#### TASK TO COMPLETE
Go through the records and extract every line with the word "jest".

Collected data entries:
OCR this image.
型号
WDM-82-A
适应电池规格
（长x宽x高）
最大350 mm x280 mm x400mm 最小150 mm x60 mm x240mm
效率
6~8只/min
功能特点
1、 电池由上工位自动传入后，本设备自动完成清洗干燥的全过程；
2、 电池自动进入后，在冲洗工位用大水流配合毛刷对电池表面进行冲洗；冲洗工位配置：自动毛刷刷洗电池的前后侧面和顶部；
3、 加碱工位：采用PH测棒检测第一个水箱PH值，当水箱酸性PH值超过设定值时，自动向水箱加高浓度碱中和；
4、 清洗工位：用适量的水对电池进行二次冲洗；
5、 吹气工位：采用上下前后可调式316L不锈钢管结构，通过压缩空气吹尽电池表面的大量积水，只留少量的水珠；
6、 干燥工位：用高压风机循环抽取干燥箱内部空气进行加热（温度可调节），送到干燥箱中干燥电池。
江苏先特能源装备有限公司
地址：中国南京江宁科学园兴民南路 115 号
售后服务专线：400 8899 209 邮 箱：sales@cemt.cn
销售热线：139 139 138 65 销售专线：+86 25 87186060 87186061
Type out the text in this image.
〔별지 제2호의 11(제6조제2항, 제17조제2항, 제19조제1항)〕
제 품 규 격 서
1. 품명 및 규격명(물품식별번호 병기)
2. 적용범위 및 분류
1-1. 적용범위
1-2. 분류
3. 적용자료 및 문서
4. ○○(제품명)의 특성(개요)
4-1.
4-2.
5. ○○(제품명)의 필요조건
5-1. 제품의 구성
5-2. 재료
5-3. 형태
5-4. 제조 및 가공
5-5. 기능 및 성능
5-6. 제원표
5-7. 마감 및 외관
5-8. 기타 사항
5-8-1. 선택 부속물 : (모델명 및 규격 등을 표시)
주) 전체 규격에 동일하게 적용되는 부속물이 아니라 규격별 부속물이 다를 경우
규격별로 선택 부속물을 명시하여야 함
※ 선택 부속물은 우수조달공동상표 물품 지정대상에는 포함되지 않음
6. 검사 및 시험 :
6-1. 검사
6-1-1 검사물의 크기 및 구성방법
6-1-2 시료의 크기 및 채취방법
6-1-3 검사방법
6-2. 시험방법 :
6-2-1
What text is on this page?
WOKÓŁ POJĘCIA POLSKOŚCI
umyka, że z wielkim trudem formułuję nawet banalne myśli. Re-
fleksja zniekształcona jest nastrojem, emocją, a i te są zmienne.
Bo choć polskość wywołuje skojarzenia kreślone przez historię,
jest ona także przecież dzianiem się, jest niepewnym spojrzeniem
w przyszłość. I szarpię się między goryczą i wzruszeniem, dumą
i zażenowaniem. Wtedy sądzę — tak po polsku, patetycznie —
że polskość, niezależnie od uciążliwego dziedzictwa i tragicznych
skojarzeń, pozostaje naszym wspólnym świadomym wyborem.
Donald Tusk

#### TASK ANSWER
fleksja zniekształcona jest nastrojem, emocją, a i te są zmienne.
jest ona także przecież dzianiem się, jest niepewnym spojrzeniem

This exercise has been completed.